Exercise:
Extend the review of the Ordinary Machinery cassette below, picking up right after its final sentence and writing the next part.

Wednesday, 1 July 2009

Ordinary Machinery - Stand While Fields Pass [three songs of Lenin]


This one is TSOL No. Six. Judging from the project’s name and the contents of this tape, I’d hazard a guess that Ordinary Machinery is the moniker Reber uses to denote his field recording based output, though the clichés of that genre are pretty absent here, no birdsong or trickling water to be heard. The inlay states “recorded while others slept, at work, under highways, near electricity and refridgeration”. It’s a single piece spread across both sides which conveys the image of a kitchen hooked up to audio gear: microphones dangling over frying pans, pickups in the fridge, contact mics on the plumbing. It opens with a spluttering crackle (something cooking?) which sadly the murkiness of cassette fidelity fails to render in sharp focus, over which distant traffic soon rumbles. Much of the first side is then dominated by an incessantly rhythmic factory-line-machine sample, thankfully silenced beneath a loud drone of electro-magnetic interference, punctuated by the background patter of loose concrete slats echoing beneath flyovers.

Given records:
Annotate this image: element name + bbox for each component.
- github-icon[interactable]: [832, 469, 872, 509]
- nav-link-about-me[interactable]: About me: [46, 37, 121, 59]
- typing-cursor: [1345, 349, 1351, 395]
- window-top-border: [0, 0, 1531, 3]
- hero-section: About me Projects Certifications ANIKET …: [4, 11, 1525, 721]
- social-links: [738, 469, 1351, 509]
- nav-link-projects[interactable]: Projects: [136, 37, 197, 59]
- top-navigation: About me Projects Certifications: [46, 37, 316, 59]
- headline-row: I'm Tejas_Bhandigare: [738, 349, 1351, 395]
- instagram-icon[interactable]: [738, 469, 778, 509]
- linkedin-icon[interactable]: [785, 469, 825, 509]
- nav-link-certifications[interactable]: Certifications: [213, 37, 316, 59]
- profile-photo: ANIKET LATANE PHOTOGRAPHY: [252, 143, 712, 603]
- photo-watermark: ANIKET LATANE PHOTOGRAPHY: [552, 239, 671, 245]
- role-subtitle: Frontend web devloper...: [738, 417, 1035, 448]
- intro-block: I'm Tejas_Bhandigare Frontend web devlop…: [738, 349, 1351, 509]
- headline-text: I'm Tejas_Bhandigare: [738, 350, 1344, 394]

Output for this task:
The second half fares a little better, the same electrical field subsuding into non-decript rumble, and the distant chatter of a few friends gathered for drinks, filtered through some humming appliance. I’ve spent much of this week listening to Lee Patterson’s debut solo cd on Shadazz, and though Reber clearly isn’t interested in the clarity of field recorded detail that can be found in Patterson’s work, seen in that light Stand While Fields Pass comes across as little more than a collection of second rate microphone experiments.